### [PROVIDED MATERIAL]
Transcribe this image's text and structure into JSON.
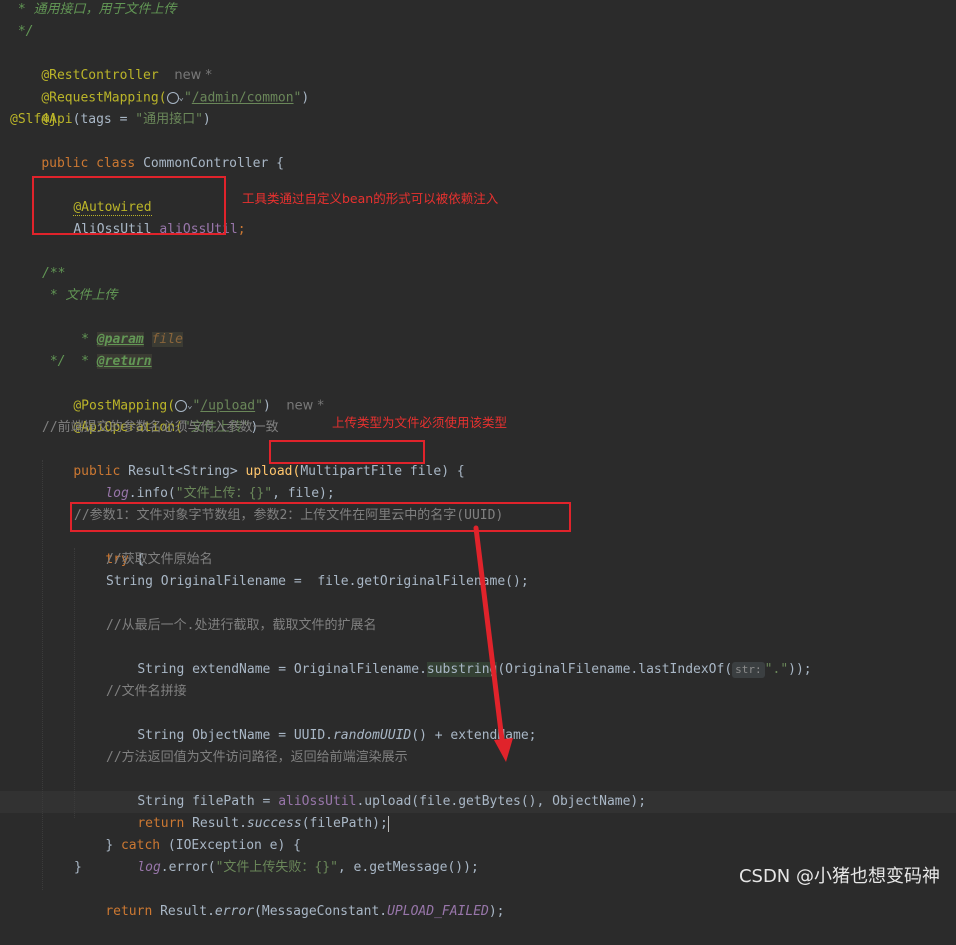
{
  "code": {
    "l01": " * 通用接口，用于文件上传",
    "l02": " */",
    "l03_ann": "@RestController",
    "l03_hint": "new *",
    "l04_ann": "@RequestMapping(",
    "l04_str_q1": "\"",
    "l04_url": "/admin/common",
    "l04_str_q2": "\"",
    "l04_end": ")",
    "l05_ann": "@Api",
    "l05_mid": "(tags = ",
    "l05_str": "\"通用接口\"",
    "l05_end": ")",
    "l06_ann": "@Slf4j",
    "l07_kw": "public class ",
    "l07_rest": "CommonController {",
    "l09_ann": "@Autowired",
    "l10_type": "AliOssUtil ",
    "l10_field": "aliOssUtil",
    "l10_semi": ";",
    "l13": "/**",
    "l14": " * 文件上传",
    "l15_pre": " * ",
    "l15_tag": "@param",
    "l15_sp": " ",
    "l15_param": "file",
    "l16_pre": " * ",
    "l16_tag": "@return",
    "l17": " */",
    "l18_ann": "@PostMapping(",
    "l18_q1": "\"",
    "l18_url": "/upload",
    "l18_q2": "\"",
    "l18_end": ")",
    "l18_hint": "new *",
    "l19_ann": "@ApiOperation(",
    "l19_str": "\"文件上传\"",
    "l19_end": ")",
    "l20": "//前端提交的参数名必须与传入参数一致",
    "l21_kw": "public ",
    "l21_a": "Result<String> ",
    "l21_m": "upload(",
    "l21_p": "MultipartFile file",
    "l21_end": ") {",
    "l22_log": "log",
    "l22_a": ".info(",
    "l22_str": "\"文件上传：{}\"",
    "l22_end": ", file);",
    "l24": "//参数1：文件对象字节数组，参数2：上传文件在阿里云中的名字(UUID)",
    "l25_kw": "try",
    "l25_end": " {",
    "l26": "//获取文件原始名",
    "l27": "String OriginalFilename =  file.getOriginalFilename();",
    "l29": "//从最后一个.处进行截取，截取文件的扩展名",
    "l30_a": "String extendName = OriginalFilename.",
    "l30_sub": "substring",
    "l30_b": "(OriginalFilename.lastIndexOf(",
    "l30_inlay": "str:",
    "l30_str": "\".\"",
    "l30_end": "));",
    "l32": "//文件名拼接",
    "l33_a": "String ObjectName = UUID.",
    "l33_m": "randomUUID",
    "l33_b": "() + extendName;",
    "l35": "//方法返回值为文件访问路径，返回给前端渲染展示",
    "l36_a": "String filePath = ",
    "l36_f": "aliOssUtil",
    "l36_b": ".upload(file.getBytes(), ObjectName);",
    "l37_kw": "return ",
    "l37_a": "Result.",
    "l37_m": "success",
    "l37_b": "(filePath);",
    "l38_a": "} ",
    "l38_kw": "catch",
    "l38_b": " (IOException e) {",
    "l39_log": "log",
    "l39_a": ".error(",
    "l39_str": "\"文件上传失败：{}\"",
    "l39_end": ", e.getMessage());",
    "l40": "}",
    "l41_kw": "return ",
    "l41_a": "Result.",
    "l41_m": "error",
    "l41_b": "(MessageConstant.",
    "l41_c": "UPLOAD_FAILED",
    "l41_end": ");"
  },
  "annotations": {
    "note1": "工具类通过自定义bean的形式可以被依赖注入",
    "note2": "上传类型为文件必须使用该类型"
  },
  "watermark": "CSDN @小猪也想变码神",
  "colors": {
    "background": "#2b2b2b",
    "keyword": "#cc7832",
    "annotation": "#bbb529",
    "string": "#6a8759",
    "comment": "#808080",
    "field": "#9876aa",
    "markup_red": "#e0232b"
  }
}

### [GIVEN INSTRUCTION]
Transcribe the whole listing, character for character, but not its images.

### [PROBLEM SOLUTION]
Transcribe this image's text and structure into JSON.
{
  "code": {
    "l01": " * 通用接口，用于文件上传",
    "l02": " */",
    "l03_ann": "@RestController",
    "l03_hint": "new *",
    "l04_ann": "@RequestMapping(",
    "l04_str_q1": "\"",
    "l04_url": "/admin/common",
    "l04_str_q2": "\"",
    "l04_end": ")",
    "l05_ann": "@Api",
    "l05_mid": "(tags = ",
    "l05_str": "\"通用接口\"",
    "l05_end": ")",
    "l06_ann": "@Slf4j",
    "l07_kw": "public class ",
    "l07_rest": "CommonController {",
    "l09_ann": "@Autowired",
    "l10_type": "AliOssUtil ",
    "l10_field": "aliOssUtil",
    "l10_semi": ";",
    "l13": "/**",
    "l14": " * 文件上传",
    "l15_pre": " * ",
    "l15_tag": "@param",
    "l15_sp": " ",
    "l15_param": "file",
    "l16_pre": " * ",
    "l16_tag": "@return",
    "l17": " */",
    "l18_ann": "@PostMapping(",
    "l18_q1": "\"",
    "l18_url": "/upload",
    "l18_q2": "\"",
    "l18_end": ")",
    "l18_hint": "new *",
    "l19_ann": "@ApiOperation(",
    "l19_str": "\"文件上传\"",
    "l19_end": ")",
    "l20": "//前端提交的参数名必须与传入参数一致",
    "l21_kw": "public ",
    "l21_a": "Result<String> ",
    "l21_m": "upload(",
    "l21_p": "MultipartFile file",
    "l21_end": ") {",
    "l22_log": "log",
    "l22_a": ".info(",
    "l22_str": "\"文件上传：{}\"",
    "l22_end": ", file);",
    "l24": "//参数1：文件对象字节数组，参数2：上传文件在阿里云中的名字(UUID)",
    "l25_kw": "try",
    "l25_end": " {",
    "l26": "//获取文件原始名",
    "l27": "String OriginalFilename =  file.getOriginalFilename();",
    "l29": "//从最后一个.处进行截取，截取文件的扩展名",
    "l30_a": "String extendName = OriginalFilename.",
    "l30_sub": "substring",
    "l30_b": "(OriginalFilename.lastIndexOf(",
    "l30_inlay": "str:",
    "l30_str": "\".\"",
    "l30_end": "));",
    "l32": "//文件名拼接",
    "l33_a": "String ObjectName = UUID.",
    "l33_m": "randomUUID",
    "l33_b": "() + extendName;",
    "l35": "//方法返回值为文件访问路径，返回给前端渲染展示",
    "l36_a": "String filePath = ",
    "l36_f": "aliOssUtil",
    "l36_b": ".upload(file.getBytes(), ObjectName);",
    "l37_kw": "return ",
    "l37_a": "Result.",
    "l37_m": "success",
    "l37_b": "(filePath);",
    "l38_a": "} ",
    "l38_kw": "catch",
    "l38_b": " (IOException e) {",
    "l39_log": "log",
    "l39_a": ".error(",
    "l39_str": "\"文件上传失败：{}\"",
    "l39_end": ", e.getMessage());",
    "l40": "}",
    "l41_kw": "return ",
    "l41_a": "Result.",
    "l41_m": "error",
    "l41_b": "(MessageConstant.",
    "l41_c": "UPLOAD_FAILED",
    "l41_end": ");"
  },
  "annotations": {
    "note1": "工具类通过自定义bean的形式可以被依赖注入",
    "note2": "上传类型为文件必须使用该类型"
  },
  "watermark": "CSDN @小猪也想变码神",
  "colors": {
    "background": "#2b2b2b",
    "keyword": "#cc7832",
    "annotation": "#bbb529",
    "string": "#6a8759",
    "comment": "#808080",
    "field": "#9876aa",
    "markup_red": "#e0232b"
  }
}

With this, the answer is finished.